— start of Supplied entries —

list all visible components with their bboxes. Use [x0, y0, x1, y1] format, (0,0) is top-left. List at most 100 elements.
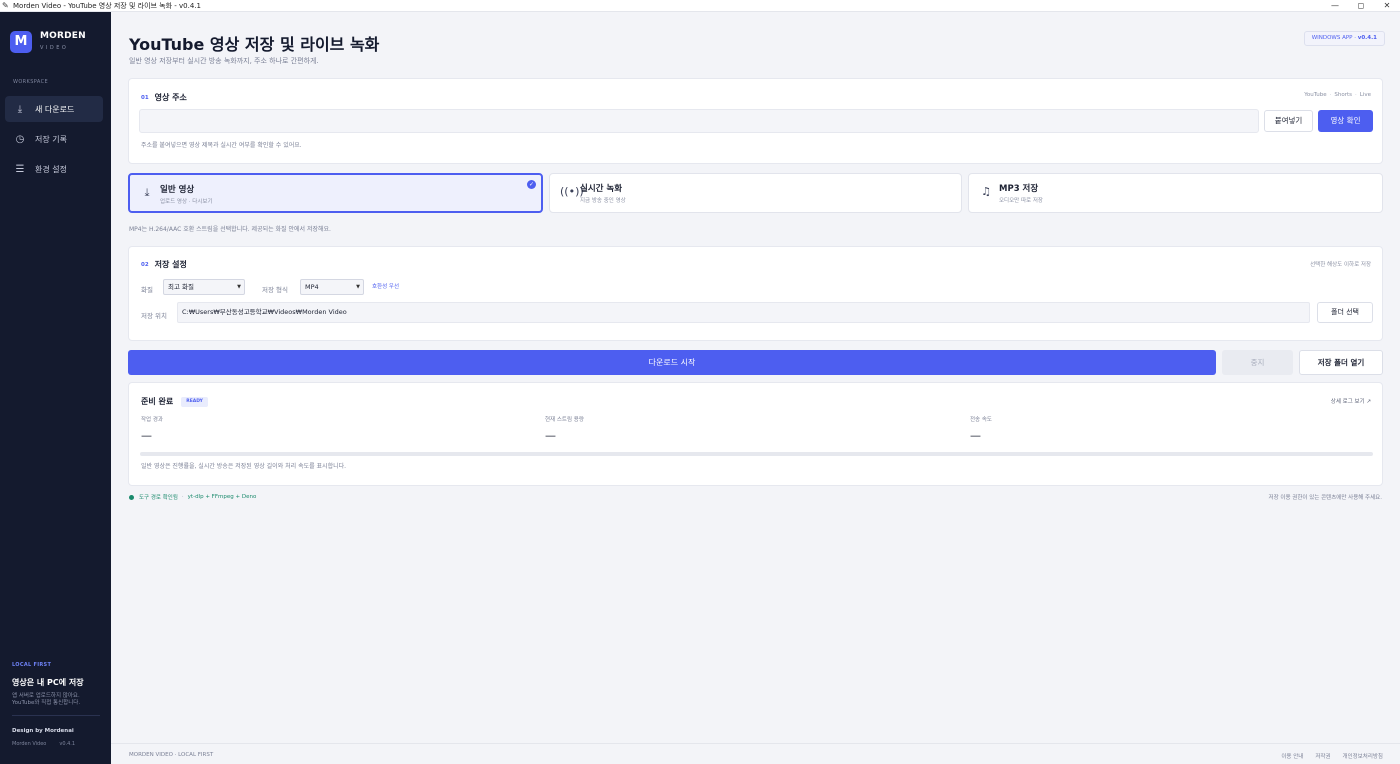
- step-number: 02: [141, 261, 149, 268]
- open-folder-button[interactable]: 저장 폴더 열기: [1299, 350, 1383, 375]
- badge-version: v0.4.1: [1357, 35, 1377, 41]
- sidebar-item-new-download[interactable]: ⤓ 새 다운로드: [5, 96, 103, 122]
- main-content: YouTube 영상 저장 및 라이브 녹화 일반 영상 저장부터 실시간 방송…: [111, 12, 1400, 764]
- format-value: MP4: [305, 283, 319, 291]
- brand-name: MORDEN: [40, 31, 86, 41]
- logo-mark-icon: M: [10, 31, 32, 53]
- status-dot-icon: [129, 494, 134, 500]
- page-footer: MORDEN VIDEO · LOCAL FIRST 이용 안내 저작권 개인정…: [111, 743, 1400, 764]
- stat-value: —: [970, 429, 981, 442]
- maximize-button[interactable]: ◻: [1348, 0, 1374, 12]
- sidebar-item-label: 새 다운로드: [35, 104, 75, 114]
- url-card-header: 01 영상 주소: [141, 92, 187, 103]
- sidebar-item-history[interactable]: ◷ 저장 기록: [5, 126, 103, 152]
- app-feather-icon: ✎: [2, 0, 9, 10]
- tools-status-text: 도구 경로 확인됨: [139, 495, 178, 501]
- status-header: 준비 완료 READY: [141, 396, 208, 407]
- url-input[interactable]: [139, 109, 1259, 133]
- sidebar-footer: LOCAL FIRST 영상은 내 PC에 저장 앱 서버로 업로드하지 않아요…: [12, 662, 100, 747]
- check-video-button[interactable]: 영상 확인: [1318, 110, 1373, 132]
- brand-sub: VIDEO: [40, 45, 69, 51]
- footer-link-copyright[interactable]: 저작권: [1315, 752, 1330, 760]
- select-folder-button[interactable]: 폴더 선택: [1317, 302, 1373, 323]
- tools-status: 도구 경로 확인됨 · yt-dlp + FFmpeg + Deno: [129, 493, 256, 501]
- sidebar: M MORDEN VIDEO WORKSPACE ⤓ 새 다운로드 ◷ 저장 기…: [0, 12, 111, 764]
- download-icon: ⤓: [17, 103, 23, 115]
- stat-stream-size: 현재 스트림 용량 —: [545, 415, 584, 442]
- clock-icon: ◷: [15, 133, 25, 145]
- stat-speed: 전송 속도 —: [970, 415, 992, 442]
- status-badge: READY: [181, 396, 208, 407]
- sidebar-divider: [12, 715, 100, 716]
- mode-title: 일반 영상: [160, 185, 195, 195]
- tools-separator: ·: [181, 494, 184, 500]
- app-name: Morden Video: [12, 741, 47, 747]
- close-button[interactable]: ✕: [1374, 0, 1400, 12]
- mode-standard-video[interactable]: ⤓ 일반 영상 업로드 영상 · 다시보기 ✓: [128, 173, 543, 213]
- quality-select[interactable]: 최고 화질 ▼: [163, 279, 245, 295]
- format-note: MP4는 H.264/AAC 호환 스트림을 선택합니다. 제공되는 화질 안에…: [129, 226, 331, 233]
- badge-label: WINDOWS APP: [1311, 35, 1353, 41]
- local-first-tag: LOCAL FIRST: [12, 662, 52, 668]
- broadcast-icon: ((•)): [560, 185, 584, 198]
- logo-text: MORDEN VIDEO: [40, 31, 86, 53]
- mode-mp3[interactable]: ♫ MP3 저장 오디오만 따로 저장: [968, 173, 1383, 213]
- workspace-label: WORKSPACE: [13, 79, 49, 85]
- settings-card-header: 02 저장 설정: [141, 259, 187, 270]
- mode-subtitle: 지금 방송 중인 영상: [580, 198, 626, 204]
- format-select[interactable]: MP4 ▼: [300, 279, 364, 295]
- footer-links: 이용 안내 저작권 개인정보처리방침: [1269, 752, 1383, 760]
- mode-title: MP3 저장: [999, 184, 1039, 194]
- quality-value: 최고 화질: [168, 283, 194, 291]
- window-controls: — ◻ ✕: [1322, 0, 1400, 12]
- view-log-link[interactable]: 상세 로그 보기 ↗: [1331, 397, 1371, 405]
- mode-subtitle: 업로드 영상 · 다시보기: [160, 199, 213, 205]
- start-download-button[interactable]: 다운로드 시작: [128, 350, 1216, 375]
- status-info: 일반 영상은 진행률을, 실시간 방송은 저장된 영상 길이와 처리 속도를 표…: [141, 463, 347, 470]
- check-circle-icon: ✓: [527, 180, 536, 189]
- usage-notice: 저장 이용 권한이 있는 콘텐츠에만 사용해 주세요.: [1268, 495, 1382, 501]
- status-text: 준비 완료: [141, 397, 174, 406]
- page-title: YouTube 영상 저장 및 라이브 녹화: [129, 35, 380, 54]
- local-first-heading: 영상은 내 PC에 저장: [12, 678, 84, 687]
- app-version-row: Morden Video v0.4.1: [12, 741, 100, 747]
- footer-brand: MORDEN VIDEO · LOCAL FIRST: [129, 752, 214, 758]
- stat-elapsed: 작업 경과 —: [141, 415, 163, 442]
- design-credit: Design by Mordenai: [12, 728, 74, 734]
- platform-separator: ·: [1355, 92, 1357, 98]
- quality-label: 화질: [141, 286, 153, 294]
- mode-title: 실시간 녹화: [580, 184, 623, 194]
- resolution-note: 선택한 해상도 이하로 저장: [1310, 262, 1371, 268]
- sidebar-item-settings[interactable]: ☰ 환경 설정: [5, 156, 103, 182]
- save-path-field[interactable]: C:₩Users₩부산동성고등학교₩Videos₩Morden Video: [177, 302, 1310, 323]
- stat-label: 전송 속도: [970, 417, 992, 423]
- status-card: 준비 완료 READY 상세 로그 보기 ↗ 작업 경과 — 현재 스트림 용량…: [128, 382, 1383, 486]
- window-title: Morden Video - YouTube 영상 저장 및 라이브 녹화 - …: [13, 1, 201, 10]
- platform-shorts: Shorts: [1334, 92, 1353, 98]
- format-label: 저장 형식: [262, 286, 288, 294]
- stat-label: 현재 스트림 용량: [545, 417, 584, 423]
- url-hint: 주소를 붙여넣으면 영상 제목과 실시간 여부를 확인할 수 있어요.: [141, 142, 302, 149]
- platform-live: Live: [1359, 92, 1371, 98]
- url-card-title: 영상 주소: [154, 93, 187, 102]
- tools-list: yt-dlp + FFmpeg + Deno: [187, 494, 257, 500]
- mode-subtitle: 오디오만 따로 저장: [999, 198, 1043, 204]
- footer-link-privacy[interactable]: 개인정보처리방침: [1343, 752, 1383, 760]
- minimize-button[interactable]: —: [1322, 0, 1348, 12]
- brand-logo[interactable]: M MORDEN VIDEO: [10, 31, 86, 53]
- platform-youtube: YouTube: [1304, 92, 1327, 98]
- caret-down-icon: ▼: [237, 284, 241, 290]
- supported-platforms: YouTube · Shorts · Live: [1304, 92, 1371, 98]
- sidebar-item-label: 저장 기록: [35, 134, 67, 144]
- sliders-icon: ☰: [15, 163, 25, 175]
- download-icon: ⤓: [144, 186, 150, 199]
- sidebar-item-label: 환경 설정: [35, 164, 67, 174]
- footer-link-guide[interactable]: 이용 안내: [1281, 752, 1303, 760]
- version-badge: WINDOWS APP · v0.4.1: [1303, 31, 1385, 46]
- mode-live-recording[interactable]: ((•)) 실시간 녹화 지금 방송 중인 영상: [549, 173, 962, 213]
- url-card: 01 영상 주소 YouTube · Shorts · Live 붙여넣기 영상 확인 …: [128, 78, 1383, 164]
- caret-down-icon: ▼: [356, 284, 360, 290]
- paste-button[interactable]: 붙여넣기: [1264, 110, 1313, 132]
- stop-button[interactable]: 중지: [1222, 350, 1293, 375]
- page-subtitle: 일반 영상 저장부터 실시간 방송 녹화까지, 주소 하나로 간편하게.: [129, 57, 319, 65]
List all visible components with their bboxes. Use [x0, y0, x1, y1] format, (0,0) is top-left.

— end of Supplied entries —

Do this: Copy out, character for character, every line of the material from the one containing "- step-number: 02: [141, 261, 149, 268]" down to the one containing "- sidebar-item-label: 새", including both of those lines.

The answer:
- step-number: 02: [141, 261, 149, 268]
- open-folder-button[interactable]: 저장 폴더 열기: [1299, 350, 1383, 375]
- badge-version: v0.4.1: [1357, 35, 1377, 41]
- sidebar-item-new-download[interactable]: ⤓ 새 다운로드: [5, 96, 103, 122]
- main-content: YouTube 영상 저장 및 라이브 녹화 일반 영상 저장부터 실시간 방송…: [111, 12, 1400, 764]
- format-value: MP4: [305, 283, 319, 291]
- brand-name: MORDEN: [40, 31, 86, 41]
- logo-mark-icon: M: [10, 31, 32, 53]
- status-dot-icon: [129, 494, 134, 500]
- page-footer: MORDEN VIDEO · LOCAL FIRST 이용 안내 저작권 개인정…: [111, 743, 1400, 764]
- stat-value: —: [970, 429, 981, 442]
- maximize-button[interactable]: ◻: [1348, 0, 1374, 12]
- sidebar-item-label: 새 다운로드: [35, 104, 75, 114]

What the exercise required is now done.